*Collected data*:
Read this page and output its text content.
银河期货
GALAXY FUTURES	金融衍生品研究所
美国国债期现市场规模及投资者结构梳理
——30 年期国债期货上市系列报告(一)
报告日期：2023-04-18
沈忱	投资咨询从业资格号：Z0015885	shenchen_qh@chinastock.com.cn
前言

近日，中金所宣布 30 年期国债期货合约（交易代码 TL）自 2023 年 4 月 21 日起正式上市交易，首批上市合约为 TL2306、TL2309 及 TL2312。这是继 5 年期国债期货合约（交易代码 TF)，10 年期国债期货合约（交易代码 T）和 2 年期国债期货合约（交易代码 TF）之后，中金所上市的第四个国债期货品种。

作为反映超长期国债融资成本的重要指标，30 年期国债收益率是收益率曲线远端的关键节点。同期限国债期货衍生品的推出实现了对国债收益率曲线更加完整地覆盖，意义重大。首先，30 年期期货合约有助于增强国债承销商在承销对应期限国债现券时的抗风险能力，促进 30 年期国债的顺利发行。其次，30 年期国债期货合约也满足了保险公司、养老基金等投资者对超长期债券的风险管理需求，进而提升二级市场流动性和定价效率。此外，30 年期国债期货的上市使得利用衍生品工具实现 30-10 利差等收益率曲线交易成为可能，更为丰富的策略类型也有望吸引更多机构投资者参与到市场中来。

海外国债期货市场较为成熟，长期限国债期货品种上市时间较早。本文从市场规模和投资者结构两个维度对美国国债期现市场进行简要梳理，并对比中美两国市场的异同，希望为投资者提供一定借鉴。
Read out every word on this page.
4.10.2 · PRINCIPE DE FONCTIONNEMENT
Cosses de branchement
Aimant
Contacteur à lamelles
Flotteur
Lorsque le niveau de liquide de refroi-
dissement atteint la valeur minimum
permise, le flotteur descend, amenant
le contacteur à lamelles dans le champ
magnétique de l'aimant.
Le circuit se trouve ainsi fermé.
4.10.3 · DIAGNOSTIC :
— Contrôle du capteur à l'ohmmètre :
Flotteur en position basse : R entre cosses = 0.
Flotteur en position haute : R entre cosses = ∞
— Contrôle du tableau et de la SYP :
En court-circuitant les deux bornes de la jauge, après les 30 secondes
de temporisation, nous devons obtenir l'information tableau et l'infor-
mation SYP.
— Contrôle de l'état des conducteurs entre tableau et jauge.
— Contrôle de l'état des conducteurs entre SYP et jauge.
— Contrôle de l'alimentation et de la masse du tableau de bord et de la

*Goal*:
Write out every line from the entries where "Read" appears.

*Reply*:
Read this page and output its text content.
Read out every word on this page.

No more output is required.